▸ DOCUMENT EXCERPT
▼

Thoughts on Art & Fear: 1

I have begun rereading Art & Fear, by Bayles and Orland. If you have not read this book, stop reading this blog and do not rest until you have your own copy in your hands. Do not borrow it, do not check it out of a library. Buy it. You need it.

My Lichtenbergian nature will not let me plunge directly into the artmaking that I have promised to do. I must have something to distract, to postpone. Cras melior est. So here’s the first of personal responses to my reading.

Basically, those who continue to make art are those who have learned how to continue, or more precisely, have learned how to not quit. [p. 9]

That’s what I like about this book: it states what is obvious once it’s been stated. Learning “not to quit” seems like a truism, a statement so clearly true that it needs no explanation, like “the sun rises in the east,” or “Dick Cheney is the embodiment of evil.”

In my Arts Speech, I make the equally unassailable case that not only do all children in every culture constantly draw, sing, dance, and pretend without let, so did all of us. Why is it that some of us, most of us in our culture, stopped?

In my own case, I know that I never did. I never stopped creating. So why is learning “not to quit” an issue for me?

For me, the answer lies in a subsequent statement in the book: “Artists quit when they convince themselves that their next effort is already doomed to fail.” It’s not that I believe necessarily that the next painting is doomed, or the next composition, but I know that I am more than likely facing a series of small, unrelenting disasters. I know that when I’m finished, the painting or the music will work just fine and in fact will probably be better than I first thought. It’s just that all the successive approximation I am going to have to hack my way through is just another way of saying, “Oh look, another failure” over and over and over.

▲

▸ RAW DATA

▼

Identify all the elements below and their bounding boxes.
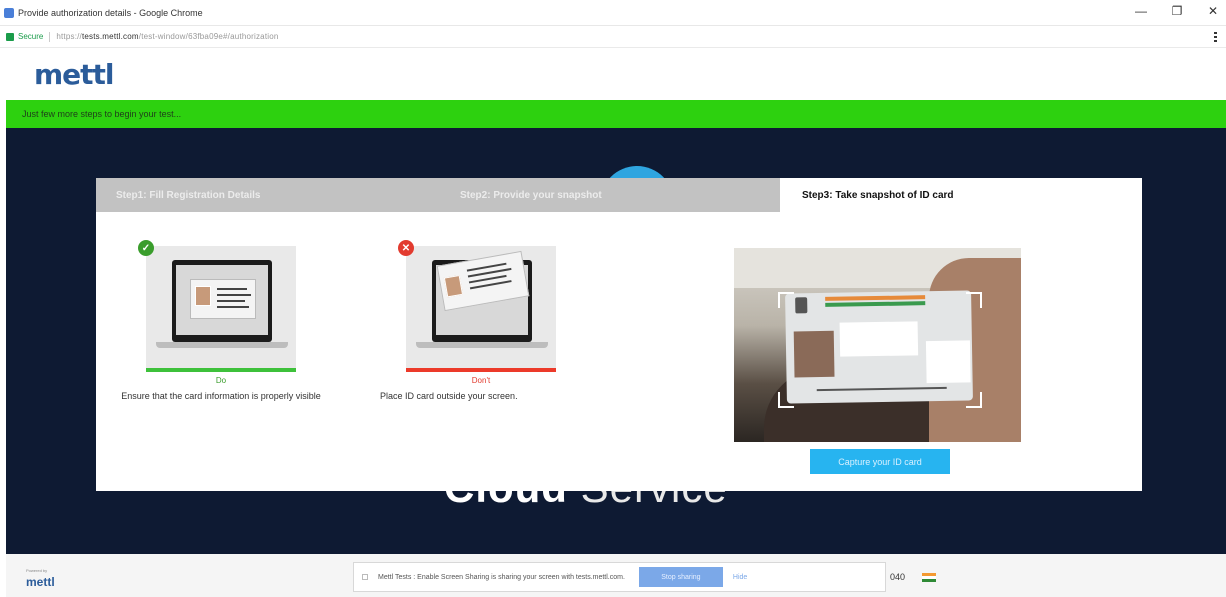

▲

▸ WHAT THIS EXERCISE ASKS
1. In the post on Art & Fear, why does the writer find learning "not to quit" to be an issue despite never having stopped creating?
2. Could you continue the post on Art & Fear from the point where it stops?

▸ RESULTS OF THE EXERCISE
1. The book says artists quit when they convince themselves their next effort is doomed to fail. The writer doesn't necessarily expect the next painting or composition to fail, but does expect a series of small, unrelenting disasters along the way. All the successive approximation needed to finish a work feels like one failure after another.

2.
That’s tiresome, and it’s no wonder that I fear it. For one thing, I have to assure myself that I have time to hack my way through the mini-failures on the way to success. I am not, at this point, a person who can just drop into the Flow. It takes a while for me to unhook the split focus that comes from sitting down to work when I know that any minute I’m going to be called back into the Real World to Pay Attention to Something. If I don’t sense that I have a sufficient block of time to go past the boundaries of everyday life into what Dissanayake calls the “liminal phase,” then I hesitate, fearfully, even to start the process.

A part of this is not having a space permanently set up for my activities, so that if I choose to compose, I have to clear a space on the desk for the keyboard, get out the score paper, etc., etc. If I want to paint, I have to set up all my painting crap, and since I’ve started using the labyrinth as my studio, it means hauling it all to the back yard, and then saving enough time to break it all down.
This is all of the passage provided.